_What you have to do_
Provide an exact reproduction of every entry.

(Chart and figure data)
>> START

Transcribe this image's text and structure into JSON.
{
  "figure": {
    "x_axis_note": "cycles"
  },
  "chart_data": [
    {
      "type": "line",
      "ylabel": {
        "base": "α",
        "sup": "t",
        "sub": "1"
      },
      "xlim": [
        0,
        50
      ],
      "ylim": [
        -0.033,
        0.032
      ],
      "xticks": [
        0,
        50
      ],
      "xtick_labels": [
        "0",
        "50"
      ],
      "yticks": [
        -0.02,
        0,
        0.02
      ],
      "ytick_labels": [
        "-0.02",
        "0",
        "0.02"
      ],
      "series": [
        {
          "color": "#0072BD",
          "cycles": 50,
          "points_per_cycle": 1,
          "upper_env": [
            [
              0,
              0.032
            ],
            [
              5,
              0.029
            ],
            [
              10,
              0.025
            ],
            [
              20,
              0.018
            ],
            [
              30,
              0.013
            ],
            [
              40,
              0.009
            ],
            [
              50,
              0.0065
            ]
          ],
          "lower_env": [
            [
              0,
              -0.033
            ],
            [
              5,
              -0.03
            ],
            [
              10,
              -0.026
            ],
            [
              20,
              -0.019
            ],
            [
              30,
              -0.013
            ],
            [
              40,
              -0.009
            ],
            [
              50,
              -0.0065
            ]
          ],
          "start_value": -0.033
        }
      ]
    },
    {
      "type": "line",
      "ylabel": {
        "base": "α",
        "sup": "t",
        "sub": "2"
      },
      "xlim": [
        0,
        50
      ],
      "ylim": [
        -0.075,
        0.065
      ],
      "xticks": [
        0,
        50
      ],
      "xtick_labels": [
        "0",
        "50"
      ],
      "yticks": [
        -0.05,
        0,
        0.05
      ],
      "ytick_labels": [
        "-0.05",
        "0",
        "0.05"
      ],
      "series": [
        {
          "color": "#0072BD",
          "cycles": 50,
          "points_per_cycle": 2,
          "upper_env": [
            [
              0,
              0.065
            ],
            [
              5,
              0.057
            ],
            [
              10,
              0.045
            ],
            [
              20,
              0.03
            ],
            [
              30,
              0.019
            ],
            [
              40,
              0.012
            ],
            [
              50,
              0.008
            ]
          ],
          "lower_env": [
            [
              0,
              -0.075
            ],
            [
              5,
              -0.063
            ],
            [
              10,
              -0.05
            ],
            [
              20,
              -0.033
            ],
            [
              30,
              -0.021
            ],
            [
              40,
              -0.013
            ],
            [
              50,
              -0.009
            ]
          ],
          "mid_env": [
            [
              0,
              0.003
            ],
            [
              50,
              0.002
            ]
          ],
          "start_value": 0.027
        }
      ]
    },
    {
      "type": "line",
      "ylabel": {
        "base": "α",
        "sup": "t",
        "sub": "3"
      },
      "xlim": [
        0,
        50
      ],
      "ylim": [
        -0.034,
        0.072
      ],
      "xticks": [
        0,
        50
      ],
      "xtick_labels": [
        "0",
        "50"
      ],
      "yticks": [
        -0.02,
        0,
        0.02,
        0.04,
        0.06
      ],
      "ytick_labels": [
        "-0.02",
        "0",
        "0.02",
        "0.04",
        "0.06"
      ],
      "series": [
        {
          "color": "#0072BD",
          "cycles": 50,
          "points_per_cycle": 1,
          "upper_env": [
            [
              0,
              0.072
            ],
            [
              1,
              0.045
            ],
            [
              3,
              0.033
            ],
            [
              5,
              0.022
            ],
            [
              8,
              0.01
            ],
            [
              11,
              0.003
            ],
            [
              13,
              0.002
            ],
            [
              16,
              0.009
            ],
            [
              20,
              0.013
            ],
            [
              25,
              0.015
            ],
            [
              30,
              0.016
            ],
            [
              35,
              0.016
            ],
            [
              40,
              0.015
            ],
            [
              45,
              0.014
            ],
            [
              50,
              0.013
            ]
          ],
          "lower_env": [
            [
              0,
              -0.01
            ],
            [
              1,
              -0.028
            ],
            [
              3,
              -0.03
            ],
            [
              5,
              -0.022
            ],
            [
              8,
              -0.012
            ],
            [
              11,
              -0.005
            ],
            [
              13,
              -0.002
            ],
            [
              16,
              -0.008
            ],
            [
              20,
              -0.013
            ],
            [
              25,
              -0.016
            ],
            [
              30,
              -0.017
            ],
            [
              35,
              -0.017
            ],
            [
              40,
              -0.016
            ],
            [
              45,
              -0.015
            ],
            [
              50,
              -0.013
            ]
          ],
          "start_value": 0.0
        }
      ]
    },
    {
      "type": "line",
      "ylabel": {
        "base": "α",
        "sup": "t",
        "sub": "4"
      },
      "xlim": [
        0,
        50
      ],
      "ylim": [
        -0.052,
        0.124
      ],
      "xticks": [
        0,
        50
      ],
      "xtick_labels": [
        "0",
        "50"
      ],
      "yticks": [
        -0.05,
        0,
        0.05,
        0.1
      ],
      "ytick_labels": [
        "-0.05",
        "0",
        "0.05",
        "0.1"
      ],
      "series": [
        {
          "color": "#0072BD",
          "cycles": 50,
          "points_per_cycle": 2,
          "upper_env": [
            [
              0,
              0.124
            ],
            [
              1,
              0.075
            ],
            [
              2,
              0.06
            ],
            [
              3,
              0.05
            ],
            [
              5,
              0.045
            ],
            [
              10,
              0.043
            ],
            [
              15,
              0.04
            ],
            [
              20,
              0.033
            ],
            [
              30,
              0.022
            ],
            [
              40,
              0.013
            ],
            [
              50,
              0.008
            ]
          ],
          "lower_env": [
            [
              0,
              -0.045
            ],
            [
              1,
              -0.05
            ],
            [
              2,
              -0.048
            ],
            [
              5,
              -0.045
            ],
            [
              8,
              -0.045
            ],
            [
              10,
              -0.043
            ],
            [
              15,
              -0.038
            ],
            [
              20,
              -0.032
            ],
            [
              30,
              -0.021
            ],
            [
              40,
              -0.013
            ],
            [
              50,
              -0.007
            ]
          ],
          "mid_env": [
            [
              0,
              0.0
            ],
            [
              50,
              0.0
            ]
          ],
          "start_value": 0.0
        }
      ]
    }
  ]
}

>> END

_Task solution_
Transcribe this image's text and structure into JSON.
{
  "figure": {
    "x_axis_note": "cycles"
  },
  "chart_data": [
    {
      "type": "line",
      "ylabel": {
        "base": "α",
        "sup": "t",
        "sub": "1"
      },
      "xlim": [
        0,
        50
      ],
      "ylim": [
        -0.033,
        0.032
      ],
      "xticks": [
        0,
        50
      ],
      "xtick_labels": [
        "0",
        "50"
      ],
      "yticks": [
        -0.02,
        0,
        0.02
      ],
      "ytick_labels": [
        "-0.02",
        "0",
        "0.02"
      ],
      "series": [
        {
          "color": "#0072BD",
          "cycles": 50,
          "points_per_cycle": 1,
          "upper_env": [
            [
              0,
              0.032
            ],
            [
              5,
              0.029
            ],
            [
              10,
              0.025
            ],
            [
              20,
              0.018
            ],
            [
              30,
              0.013
            ],
            [
              40,
              0.009
            ],
            [
              50,
              0.0065
            ]
          ],
          "lower_env": [
            [
              0,
              -0.033
            ],
            [
              5,
              -0.03
            ],
            [
              10,
              -0.026
            ],
            [
              20,
              -0.019
            ],
            [
              30,
              -0.013
            ],
            [
              40,
              -0.009
            ],
            [
              50,
              -0.0065
            ]
          ],
          "start_value": -0.033
        }
      ]
    },
    {
      "type": "line",
      "ylabel": {
        "base": "α",
        "sup": "t",
        "sub": "2"
      },
      "xlim": [
        0,
        50
      ],
      "ylim": [
        -0.075,
        0.065
      ],
      "xticks": [
        0,
        50
      ],
      "xtick_labels": [
        "0",
        "50"
      ],
      "yticks": [
        -0.05,
        0,
        0.05
      ],
      "ytick_labels": [
        "-0.05",
        "0",
        "0.05"
      ],
      "series": [
        {
          "color": "#0072BD",
          "cycles": 50,
          "points_per_cycle": 2,
          "upper_env": [
            [
              0,
              0.065
            ],
            [
              5,
              0.057
            ],
            [
              10,
              0.045
            ],
            [
              20,
              0.03
            ],
            [
              30,
              0.019
            ],
            [
              40,
              0.012
            ],
            [
              50,
              0.008
            ]
          ],
          "lower_env": [
            [
              0,
              -0.075
            ],
            [
              5,
              -0.063
            ],
            [
              10,
              -0.05
            ],
            [
              20,
              -0.033
            ],
            [
              30,
              -0.021
            ],
            [
              40,
              -0.013
            ],
            [
              50,
              -0.009
            ]
          ],
          "mid_env": [
            [
              0,
              0.003
            ],
            [
              50,
              0.002
            ]
          ],
          "start_value": 0.027
        }
      ]
    },
    {
      "type": "line",
      "ylabel": {
        "base": "α",
        "sup": "t",
        "sub": "3"
      },
      "xlim": [
        0,
        50
      ],
      "ylim": [
        -0.034,
        0.072
      ],
      "xticks": [
        0,
        50
      ],
      "xtick_labels": [
        "0",
        "50"
      ],
      "yticks": [
        -0.02,
        0,
        0.02,
        0.04,
        0.06
      ],
      "ytick_labels": [
        "-0.02",
        "0",
        "0.02",
        "0.04",
        "0.06"
      ],
      "series": [
        {
          "color": "#0072BD",
          "cycles": 50,
          "points_per_cycle": 1,
          "upper_env": [
            [
              0,
              0.072
            ],
            [
              1,
              0.045
            ],
            [
              3,
              0.033
            ],
            [
              5,
              0.022
            ],
            [
              8,
              0.01
            ],
            [
              11,
              0.003
            ],
            [
              13,
              0.002
            ],
            [
              16,
              0.009
            ],
            [
              20,
              0.013
            ],
            [
              25,
              0.015
            ],
            [
              30,
              0.016
            ],
            [
              35,
              0.016
            ],
            [
              40,
              0.015
            ],
            [
              45,
              0.014
            ],
            [
              50,
              0.013
            ]
          ],
          "lower_env": [
            [
              0,
              -0.01
            ],
            [
              1,
              -0.028
            ],
            [
              3,
              -0.03
            ],
            [
              5,
              -0.022
            ],
            [
              8,
              -0.012
            ],
            [
              11,
              -0.005
            ],
            [
              13,
              -0.002
            ],
            [
              16,
              -0.008
            ],
            [
              20,
              -0.013
            ],
            [
              25,
              -0.016
            ],
            [
              30,
              -0.017
            ],
            [
              35,
              -0.017
            ],
            [
              40,
              -0.016
            ],
            [
              45,
              -0.015
            ],
            [
              50,
              -0.013
            ]
          ],
          "start_value": 0.0
        }
      ]
    },
    {
      "type": "line",
      "ylabel": {
        "base": "α",
        "sup": "t",
        "sub": "4"
      },
      "xlim": [
        0,
        50
      ],
      "ylim": [
        -0.052,
        0.124
      ],
      "xticks": [
        0,
        50
      ],
      "xtick_labels": [
        "0",
        "50"
      ],
      "yticks": [
        -0.05,
        0,
        0.05,
        0.1
      ],
      "ytick_labels": [
        "-0.05",
        "0",
        "0.05",
        "0.1"
      ],
      "series": [
        {
          "color": "#0072BD",
          "cycles": 50,
          "points_per_cycle": 2,
          "upper_env": [
            [
              0,
              0.124
            ],
            [
              1,
              0.075
            ],
            [
              2,
              0.06
            ],
            [
              3,
              0.05
            ],
            [
              5,
              0.045
            ],
            [
              10,
              0.043
            ],
            [
              15,
              0.04
            ],
            [
              20,
              0.033
            ],
            [
              30,
              0.022
            ],
            [
              40,
              0.013
            ],
            [
              50,
              0.008
            ]
          ],
          "lower_env": [
            [
              0,
              -0.045
            ],
            [
              1,
              -0.05
            ],
            [
              2,
              -0.048
            ],
            [
              5,
              -0.045
            ],
            [
              8,
              -0.045
            ],
            [
              10,
              -0.043
            ],
            [
              15,
              -0.038
            ],
            [
              20,
              -0.032
            ],
            [
              30,
              -0.021
            ],
            [
              40,
              -0.013
            ],
            [
              50,
              -0.007
            ]
          ],
          "mid_env": [
            [
              0,
              0.0
            ],
            [
              50,
              0.0
            ]
          ],
          "start_value": 0.0
        }
      ]
    }
  ]
}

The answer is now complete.